Written exercise:
Without including any images, reproduce each entry exactly.
+++ The records
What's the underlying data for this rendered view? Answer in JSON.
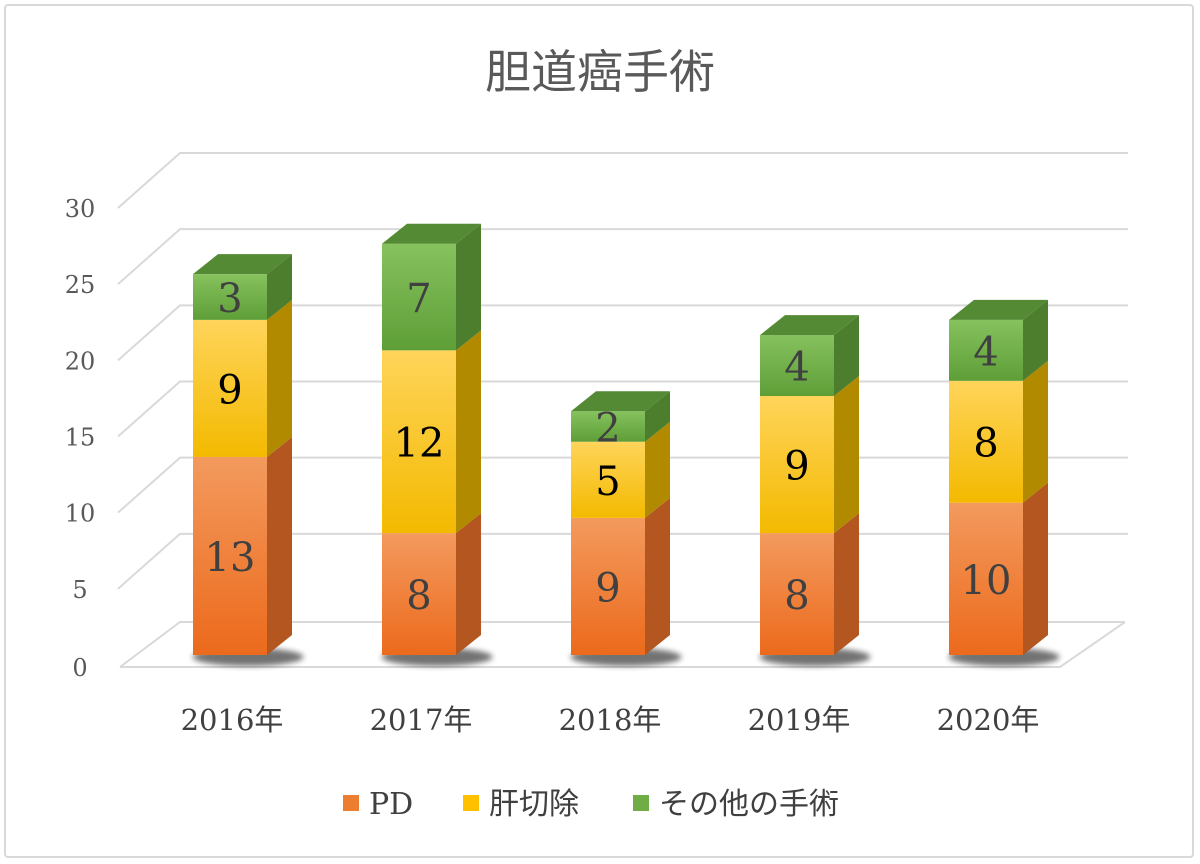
{
  "chart_data": {
    "type": "bar",
    "stacked": true,
    "three_d": true,
    "title": "胆道癌手術",
    "categories": [
      "2016年",
      "2017年",
      "2018年",
      "2019年",
      "2020年"
    ],
    "series": [
      {
        "name": "PD",
        "values": [
          13,
          8,
          9,
          8,
          10
        ],
        "color": "#ED7D31"
      },
      {
        "name": "肝切除",
        "values": [
          9,
          12,
          5,
          9,
          8
        ],
        "color": "#FFC000"
      },
      {
        "name": "その他の手術",
        "values": [
          3,
          7,
          2,
          4,
          4
        ],
        "color": "#70AD47"
      }
    ],
    "ylim": [
      0,
      30
    ],
    "yticks": [
      "0",
      "5",
      "10",
      "15",
      "20",
      "25",
      "30"
    ],
    "grid": true,
    "legend_position": "bottom"
  }
}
++++++
Output of the exercise:
What's the underlying data for this rendered view? Answer in JSON.
{
  "chart_data": {
    "type": "bar",
    "stacked": true,
    "three_d": true,
    "title": "胆道癌手術",
    "categories": [
      "2016年",
      "2017年",
      "2018年",
      "2019年",
      "2020年"
    ],
    "series": [
      {
        "name": "PD",
        "values": [
          13,
          8,
          9,
          8,
          10
        ],
        "color": "#ED7D31"
      },
      {
        "name": "肝切除",
        "values": [
          9,
          12,
          5,
          9,
          8
        ],
        "color": "#FFC000"
      },
      {
        "name": "その他の手術",
        "values": [
          3,
          7,
          2,
          4,
          4
        ],
        "color": "#70AD47"
      }
    ],
    "ylim": [
      0,
      30
    ],
    "yticks": [
      "0",
      "5",
      "10",
      "15",
      "20",
      "25",
      "30"
    ],
    "grid": true,
    "legend_position": "bottom"
  }
}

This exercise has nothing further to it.